WHAT IS NEEDED: Set down all of the data exactly as it appears.

EXCERPTED DATA:
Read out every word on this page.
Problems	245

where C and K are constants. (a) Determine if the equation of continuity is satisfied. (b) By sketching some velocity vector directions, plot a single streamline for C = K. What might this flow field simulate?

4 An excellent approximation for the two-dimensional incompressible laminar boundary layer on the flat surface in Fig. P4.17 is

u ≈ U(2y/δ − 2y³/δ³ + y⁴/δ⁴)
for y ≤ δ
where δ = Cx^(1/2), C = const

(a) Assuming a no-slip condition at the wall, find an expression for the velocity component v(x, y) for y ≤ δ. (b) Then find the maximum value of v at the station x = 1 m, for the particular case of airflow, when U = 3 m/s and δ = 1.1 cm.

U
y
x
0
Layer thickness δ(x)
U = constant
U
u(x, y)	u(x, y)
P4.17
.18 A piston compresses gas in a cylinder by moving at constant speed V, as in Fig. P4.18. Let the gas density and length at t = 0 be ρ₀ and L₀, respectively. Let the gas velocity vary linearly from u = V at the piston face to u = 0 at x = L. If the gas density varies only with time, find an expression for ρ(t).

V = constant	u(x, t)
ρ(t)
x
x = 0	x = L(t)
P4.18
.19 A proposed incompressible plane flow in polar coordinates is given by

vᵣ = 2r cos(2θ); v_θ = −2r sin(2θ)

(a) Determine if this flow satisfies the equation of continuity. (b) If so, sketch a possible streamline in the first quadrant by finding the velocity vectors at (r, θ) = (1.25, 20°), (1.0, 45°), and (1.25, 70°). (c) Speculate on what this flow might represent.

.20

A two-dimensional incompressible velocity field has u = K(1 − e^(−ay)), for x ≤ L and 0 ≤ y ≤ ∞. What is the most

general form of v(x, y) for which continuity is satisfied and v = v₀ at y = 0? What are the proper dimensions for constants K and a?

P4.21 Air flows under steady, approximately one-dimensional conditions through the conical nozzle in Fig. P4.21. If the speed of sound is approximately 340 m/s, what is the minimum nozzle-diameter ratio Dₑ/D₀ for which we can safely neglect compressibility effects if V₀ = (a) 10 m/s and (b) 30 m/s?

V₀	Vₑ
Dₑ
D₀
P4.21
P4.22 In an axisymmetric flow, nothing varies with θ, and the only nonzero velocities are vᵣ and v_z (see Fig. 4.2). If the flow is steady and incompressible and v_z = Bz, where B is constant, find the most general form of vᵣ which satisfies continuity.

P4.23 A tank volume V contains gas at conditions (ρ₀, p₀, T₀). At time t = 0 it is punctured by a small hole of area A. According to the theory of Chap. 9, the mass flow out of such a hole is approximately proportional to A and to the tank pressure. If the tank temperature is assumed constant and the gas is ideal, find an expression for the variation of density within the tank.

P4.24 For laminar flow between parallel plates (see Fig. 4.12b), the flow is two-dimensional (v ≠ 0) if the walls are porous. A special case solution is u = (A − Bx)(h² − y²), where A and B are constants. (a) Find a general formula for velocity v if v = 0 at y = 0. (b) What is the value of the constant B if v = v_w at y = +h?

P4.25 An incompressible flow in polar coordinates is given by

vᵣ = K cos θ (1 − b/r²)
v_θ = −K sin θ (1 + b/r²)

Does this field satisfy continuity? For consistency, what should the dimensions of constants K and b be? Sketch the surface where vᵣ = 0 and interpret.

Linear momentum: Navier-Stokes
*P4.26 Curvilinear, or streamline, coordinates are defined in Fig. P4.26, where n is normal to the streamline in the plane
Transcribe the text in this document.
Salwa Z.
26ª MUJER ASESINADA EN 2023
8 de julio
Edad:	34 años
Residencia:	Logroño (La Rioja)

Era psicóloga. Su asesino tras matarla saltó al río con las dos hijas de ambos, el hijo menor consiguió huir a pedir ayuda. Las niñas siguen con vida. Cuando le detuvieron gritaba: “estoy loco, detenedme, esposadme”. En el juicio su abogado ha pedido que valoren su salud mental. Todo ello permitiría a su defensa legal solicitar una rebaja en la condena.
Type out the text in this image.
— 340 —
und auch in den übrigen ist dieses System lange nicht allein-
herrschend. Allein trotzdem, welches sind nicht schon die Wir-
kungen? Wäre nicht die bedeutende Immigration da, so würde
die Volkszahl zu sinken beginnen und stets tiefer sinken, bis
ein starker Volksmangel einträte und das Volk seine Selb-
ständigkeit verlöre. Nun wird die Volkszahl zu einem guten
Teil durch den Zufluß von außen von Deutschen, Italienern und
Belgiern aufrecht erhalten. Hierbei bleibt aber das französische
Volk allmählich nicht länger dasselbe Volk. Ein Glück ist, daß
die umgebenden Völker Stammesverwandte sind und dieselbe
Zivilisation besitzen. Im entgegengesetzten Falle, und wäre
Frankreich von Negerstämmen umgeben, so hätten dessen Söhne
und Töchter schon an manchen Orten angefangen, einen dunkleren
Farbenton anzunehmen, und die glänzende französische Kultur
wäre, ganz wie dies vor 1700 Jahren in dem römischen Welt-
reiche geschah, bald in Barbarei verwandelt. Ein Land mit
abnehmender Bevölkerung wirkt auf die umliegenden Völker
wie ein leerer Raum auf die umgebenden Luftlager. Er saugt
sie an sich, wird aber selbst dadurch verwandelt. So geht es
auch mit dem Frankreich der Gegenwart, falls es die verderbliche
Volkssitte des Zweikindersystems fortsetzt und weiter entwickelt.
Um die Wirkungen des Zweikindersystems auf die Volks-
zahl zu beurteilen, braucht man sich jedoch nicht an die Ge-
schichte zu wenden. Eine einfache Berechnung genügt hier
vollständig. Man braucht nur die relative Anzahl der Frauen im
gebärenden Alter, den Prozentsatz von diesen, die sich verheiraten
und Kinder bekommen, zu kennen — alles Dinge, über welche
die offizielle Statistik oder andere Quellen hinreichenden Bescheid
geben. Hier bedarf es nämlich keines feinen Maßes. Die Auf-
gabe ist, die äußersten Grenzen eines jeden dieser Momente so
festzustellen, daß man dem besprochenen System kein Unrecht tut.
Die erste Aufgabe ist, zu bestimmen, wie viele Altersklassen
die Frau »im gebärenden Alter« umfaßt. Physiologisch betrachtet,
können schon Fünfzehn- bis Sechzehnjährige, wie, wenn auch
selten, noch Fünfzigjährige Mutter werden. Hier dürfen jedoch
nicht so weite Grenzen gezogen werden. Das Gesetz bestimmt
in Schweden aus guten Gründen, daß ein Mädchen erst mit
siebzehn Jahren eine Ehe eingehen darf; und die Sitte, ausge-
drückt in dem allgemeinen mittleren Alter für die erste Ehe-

WRITTEN RESPONSE:
Read out every word on this page.
Problems	245

where C and K are constants. (a) Determine if the equation of continuity is satisfied. (b) By sketching some velocity vector directions, plot a single streamline for C = K. What might this flow field simulate?

4 An excellent approximation for the two-dimensional incompressible laminar boundary layer on the flat surface in Fig. P4.17 is

u ≈ U(2y/δ − 2y³/δ³ + y⁴/δ⁴)
for y ≤ δ
where δ = Cx^(1/2), C = const

(a) Assuming a no-slip condition at the wall, find an expression for the velocity component v(x, y) for y ≤ δ. (b) Then find the maximum value of v at the station x = 1 m, for the particular case of airflow, when U = 3 m/s and δ = 1.1 cm.

U
y
x
0
Layer thickness δ(x)
U = constant
U
u(x, y)	u(x, y)
P4.17
.18 A piston compresses gas in a cylinder by moving at constant speed V, as in Fig. P4.18. Let the gas density and length at t = 0 be ρ₀ and L₀, respectively. Let the gas velocity vary linearly from u = V at the piston face to u = 0 at x = L. If the gas density varies only with time, find an expression for ρ(t).

V = constant	u(x, t)
ρ(t)
x
x = 0	x = L(t)
P4.18
.19 A proposed incompressible plane flow in polar coordinates is given by

vᵣ = 2r cos(2θ); v_θ = −2r sin(2θ)

(a) Determine if this flow satisfies the equation of continuity. (b) If so, sketch a possible streamline in the first quadrant by finding the velocity vectors at (r, θ) = (1.25, 20°), (1.0, 45°), and (1.25, 70°). (c) Speculate on what this flow might represent.

.20

A two-dimensional incompressible velocity field has u = K(1 − e^(−ay)), for x ≤ L and 0 ≤ y ≤ ∞. What is the most

general form of v(x, y) for which continuity is satisfied and v = v₀ at y = 0? What are the proper dimensions for constants K and a?

P4.21 Air flows under steady, approximately one-dimensional conditions through the conical nozzle in Fig. P4.21. If the speed of sound is approximately 340 m/s, what is the minimum nozzle-diameter ratio Dₑ/D₀ for which we can safely neglect compressibility effects if V₀ = (a) 10 m/s and (b) 30 m/s?

V₀	Vₑ
Dₑ
D₀
P4.21
P4.22 In an axisymmetric flow, nothing varies with θ, and the only nonzero velocities are vᵣ and v_z (see Fig. 4.2). If the flow is steady and incompressible and v_z = Bz, where B is constant, find the most general form of vᵣ which satisfies continuity.

P4.23 A tank volume V contains gas at conditions (ρ₀, p₀, T₀). At time t = 0 it is punctured by a small hole of area A. According to the theory of Chap. 9, the mass flow out of such a hole is approximately proportional to A and to the tank pressure. If the tank temperature is assumed constant and the gas is ideal, find an expression for the variation of density within the tank.

P4.24 For laminar flow between parallel plates (see Fig. 4.12b), the flow is two-dimensional (v ≠ 0) if the walls are porous. A special case solution is u = (A − Bx)(h² − y²), where A and B are constants. (a) Find a general formula for velocity v if v = 0 at y = 0. (b) What is the value of the constant B if v = v_w at y = +h?

P4.25 An incompressible flow in polar coordinates is given by

vᵣ = K cos θ (1 − b/r²)
v_θ = −K sin θ (1 + b/r²)

Does this field satisfy continuity? For consistency, what should the dimensions of constants K and b be? Sketch the surface where vᵣ = 0 and interpret.

Linear momentum: Navier-Stokes
*P4.26 Curvilinear, or streamline, coordinates are defined in Fig. P4.26, where n is normal to the streamline in the plane
Transcribe the text in this document.
Salwa Z.
26ª MUJER ASESINADA EN 2023
8 de julio
Edad:	34 años
Residencia:	Logroño (La Rioja)

Era psicóloga. Su asesino tras matarla saltó al río con las dos hijas de ambos, el hijo menor consiguió huir a pedir ayuda. Las niñas siguen con vida. Cuando le detuvieron gritaba: “estoy loco, detenedme, esposadme”. En el juicio su abogado ha pedido que valoren su salud mental. Todo ello permitiría a su defensa legal solicitar una rebaja en la condena.
Type out the text in this image.
— 340 —
und auch in den übrigen ist dieses System lange nicht allein-
herrschend. Allein trotzdem, welches sind nicht schon die Wir-
kungen? Wäre nicht die bedeutende Immigration da, so würde
die Volkszahl zu sinken beginnen und stets tiefer sinken, bis
ein starker Volksmangel einträte und das Volk seine Selb-
ständigkeit verlöre. Nun wird die Volkszahl zu einem guten
Teil durch den Zufluß von außen von Deutschen, Italienern und
Belgiern aufrecht erhalten. Hierbei bleibt aber das französische
Volk allmählich nicht länger dasselbe Volk. Ein Glück ist, daß
die umgebenden Völker Stammesverwandte sind und dieselbe
Zivilisation besitzen. Im entgegengesetzten Falle, und wäre
Frankreich von Negerstämmen umgeben, so hätten dessen Söhne
und Töchter schon an manchen Orten angefangen, einen dunkleren
Farbenton anzunehmen, und die glänzende französische Kultur
wäre, ganz wie dies vor 1700 Jahren in dem römischen Welt-
reiche geschah, bald in Barbarei verwandelt. Ein Land mit
abnehmender Bevölkerung wirkt auf die umliegenden Völker
wie ein leerer Raum auf die umgebenden Luftlager. Er saugt
sie an sich, wird aber selbst dadurch verwandelt. So geht es
auch mit dem Frankreich der Gegenwart, falls es die verderbliche
Volkssitte des Zweikindersystems fortsetzt und weiter entwickelt.
Um die Wirkungen des Zweikindersystems auf die Volks-
zahl zu beurteilen, braucht man sich jedoch nicht an die Ge-
schichte zu wenden. Eine einfache Berechnung genügt hier
vollständig. Man braucht nur die relative Anzahl der Frauen im
gebärenden Alter, den Prozentsatz von diesen, die sich verheiraten
und Kinder bekommen, zu kennen — alles Dinge, über welche
die offizielle Statistik oder andere Quellen hinreichenden Bescheid
geben. Hier bedarf es nämlich keines feinen Maßes. Die Auf-
gabe ist, die äußersten Grenzen eines jeden dieser Momente so
festzustellen, daß man dem besprochenen System kein Unrecht tut.
Die erste Aufgabe ist, zu bestimmen, wie viele Altersklassen
die Frau »im gebärenden Alter« umfaßt. Physiologisch betrachtet,
können schon Fünfzehn- bis Sechzehnjährige, wie, wenn auch
selten, noch Fünfzigjährige Mutter werden. Hier dürfen jedoch
nicht so weite Grenzen gezogen werden. Das Gesetz bestimmt
in Schweden aus guten Gründen, daß ein Mädchen erst mit
siebzehn Jahren eine Ehe eingehen darf; und die Sitte, ausge-
drückt in dem allgemeinen mittleren Alter für die erste Ehe-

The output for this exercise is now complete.